Renombra "ensemble-member-line" como "ensemble-trace" en todo el tramo de los datos que va desde la línea que contiene "What elements are" hasta la que contiene "map-point [1126, 226, 1134, 234]", ambas incluidas. Copia esas líneas sin ningún otro cambio.

# Sección de datos
..........

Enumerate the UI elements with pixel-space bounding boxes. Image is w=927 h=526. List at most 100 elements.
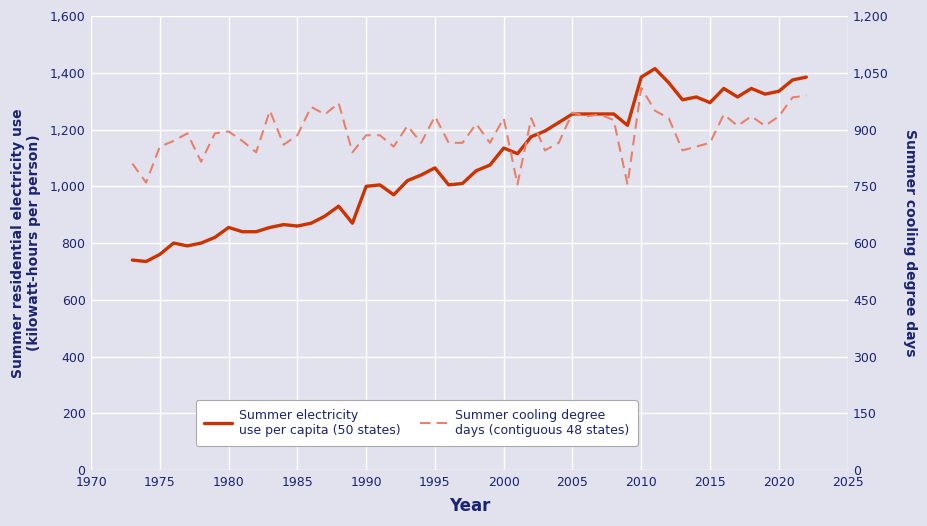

..........

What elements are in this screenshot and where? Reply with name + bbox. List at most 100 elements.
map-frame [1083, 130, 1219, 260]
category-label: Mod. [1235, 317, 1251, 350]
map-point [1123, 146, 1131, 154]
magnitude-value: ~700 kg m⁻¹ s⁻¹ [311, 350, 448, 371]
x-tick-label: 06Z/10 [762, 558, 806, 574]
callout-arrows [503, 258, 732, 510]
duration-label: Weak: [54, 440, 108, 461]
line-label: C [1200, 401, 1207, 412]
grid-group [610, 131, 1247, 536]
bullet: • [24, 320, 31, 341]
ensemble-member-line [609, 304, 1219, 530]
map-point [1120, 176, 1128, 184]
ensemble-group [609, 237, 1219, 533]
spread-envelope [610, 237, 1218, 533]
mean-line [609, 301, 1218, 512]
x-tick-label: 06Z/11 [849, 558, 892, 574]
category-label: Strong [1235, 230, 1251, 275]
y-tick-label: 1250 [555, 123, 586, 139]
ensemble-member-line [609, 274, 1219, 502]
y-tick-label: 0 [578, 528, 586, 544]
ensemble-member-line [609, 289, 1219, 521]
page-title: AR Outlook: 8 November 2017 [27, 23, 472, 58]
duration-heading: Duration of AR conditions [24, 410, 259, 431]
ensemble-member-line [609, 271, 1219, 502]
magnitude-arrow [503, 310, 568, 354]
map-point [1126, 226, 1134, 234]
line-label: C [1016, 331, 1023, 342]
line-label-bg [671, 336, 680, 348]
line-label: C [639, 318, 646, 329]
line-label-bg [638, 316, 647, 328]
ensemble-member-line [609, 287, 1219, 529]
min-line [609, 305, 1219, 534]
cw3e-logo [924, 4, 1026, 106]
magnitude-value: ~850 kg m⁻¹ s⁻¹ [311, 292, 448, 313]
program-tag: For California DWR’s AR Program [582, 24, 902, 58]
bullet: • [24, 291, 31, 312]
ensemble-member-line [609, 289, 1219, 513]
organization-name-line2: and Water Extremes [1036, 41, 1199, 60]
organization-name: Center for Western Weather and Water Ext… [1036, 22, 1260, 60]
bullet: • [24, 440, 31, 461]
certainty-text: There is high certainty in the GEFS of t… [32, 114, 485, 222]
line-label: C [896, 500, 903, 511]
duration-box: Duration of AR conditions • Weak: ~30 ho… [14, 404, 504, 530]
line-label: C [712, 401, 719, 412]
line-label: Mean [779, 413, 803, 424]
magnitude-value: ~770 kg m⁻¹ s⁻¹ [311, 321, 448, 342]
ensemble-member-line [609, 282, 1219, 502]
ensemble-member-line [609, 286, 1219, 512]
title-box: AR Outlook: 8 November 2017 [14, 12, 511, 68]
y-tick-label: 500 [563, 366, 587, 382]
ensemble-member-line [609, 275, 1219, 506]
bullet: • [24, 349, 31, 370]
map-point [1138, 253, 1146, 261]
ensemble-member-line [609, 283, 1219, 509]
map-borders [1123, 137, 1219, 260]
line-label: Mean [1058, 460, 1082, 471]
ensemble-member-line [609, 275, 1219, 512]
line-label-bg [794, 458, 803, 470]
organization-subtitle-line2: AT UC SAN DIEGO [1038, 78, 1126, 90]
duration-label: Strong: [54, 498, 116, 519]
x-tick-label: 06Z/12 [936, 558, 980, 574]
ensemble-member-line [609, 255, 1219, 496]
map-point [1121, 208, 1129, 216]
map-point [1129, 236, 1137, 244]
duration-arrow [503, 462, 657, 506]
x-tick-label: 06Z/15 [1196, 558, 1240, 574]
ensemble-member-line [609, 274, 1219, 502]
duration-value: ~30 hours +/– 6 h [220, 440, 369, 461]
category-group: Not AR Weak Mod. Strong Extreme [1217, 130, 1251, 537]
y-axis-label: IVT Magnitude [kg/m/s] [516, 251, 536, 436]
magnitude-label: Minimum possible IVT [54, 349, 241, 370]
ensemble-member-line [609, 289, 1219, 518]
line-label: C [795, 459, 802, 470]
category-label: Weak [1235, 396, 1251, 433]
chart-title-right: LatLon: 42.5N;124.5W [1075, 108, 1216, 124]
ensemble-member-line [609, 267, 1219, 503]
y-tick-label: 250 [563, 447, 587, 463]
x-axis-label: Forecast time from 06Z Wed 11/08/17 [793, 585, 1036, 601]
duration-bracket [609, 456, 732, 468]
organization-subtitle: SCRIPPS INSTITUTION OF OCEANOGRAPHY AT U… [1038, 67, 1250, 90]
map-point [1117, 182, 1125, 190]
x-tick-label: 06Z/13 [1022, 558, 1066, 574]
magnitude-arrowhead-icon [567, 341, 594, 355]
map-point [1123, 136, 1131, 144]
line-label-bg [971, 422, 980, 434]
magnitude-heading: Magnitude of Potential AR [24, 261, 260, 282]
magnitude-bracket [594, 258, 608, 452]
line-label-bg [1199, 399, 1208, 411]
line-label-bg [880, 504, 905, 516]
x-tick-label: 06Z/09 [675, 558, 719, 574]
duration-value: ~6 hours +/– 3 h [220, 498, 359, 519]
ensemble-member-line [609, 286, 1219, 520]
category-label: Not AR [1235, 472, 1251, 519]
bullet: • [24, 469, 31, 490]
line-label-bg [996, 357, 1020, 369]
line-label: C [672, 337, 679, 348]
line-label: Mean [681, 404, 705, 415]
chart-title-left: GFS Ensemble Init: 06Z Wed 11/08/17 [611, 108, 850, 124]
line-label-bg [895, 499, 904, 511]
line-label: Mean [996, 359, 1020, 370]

..........

# Respuesta
What elements are in this screenshot and where? Reply with name + bbox. List at most 100 elements.
map-frame [1083, 130, 1219, 260]
category-label: Mod. [1235, 317, 1251, 350]
map-point [1123, 146, 1131, 154]
magnitude-value: ~700 kg m⁻¹ s⁻¹ [311, 350, 448, 371]
x-tick-label: 06Z/10 [762, 558, 806, 574]
callout-arrows [503, 258, 732, 510]
duration-label: Weak: [54, 440, 108, 461]
line-label: C [1200, 401, 1207, 412]
grid-group [610, 131, 1247, 536]
bullet: • [24, 320, 31, 341]
ensemble-trace [609, 304, 1219, 530]
map-point [1120, 176, 1128, 184]
ensemble-group [609, 237, 1219, 533]
spread-envelope [610, 237, 1218, 533]
mean-line [609, 301, 1218, 512]
x-tick-label: 06Z/11 [849, 558, 892, 574]
category-label: Strong [1235, 230, 1251, 275]
y-tick-label: 1250 [555, 123, 586, 139]
ensemble-trace [609, 274, 1219, 502]
y-tick-label: 0 [578, 528, 586, 544]
ensemble-trace [609, 289, 1219, 521]
page-title: AR Outlook: 8 November 2017 [27, 23, 472, 58]
duration-heading: Duration of AR conditions [24, 410, 259, 431]
ensemble-trace [609, 271, 1219, 502]
magnitude-arrow [503, 310, 568, 354]
map-point [1126, 226, 1134, 234]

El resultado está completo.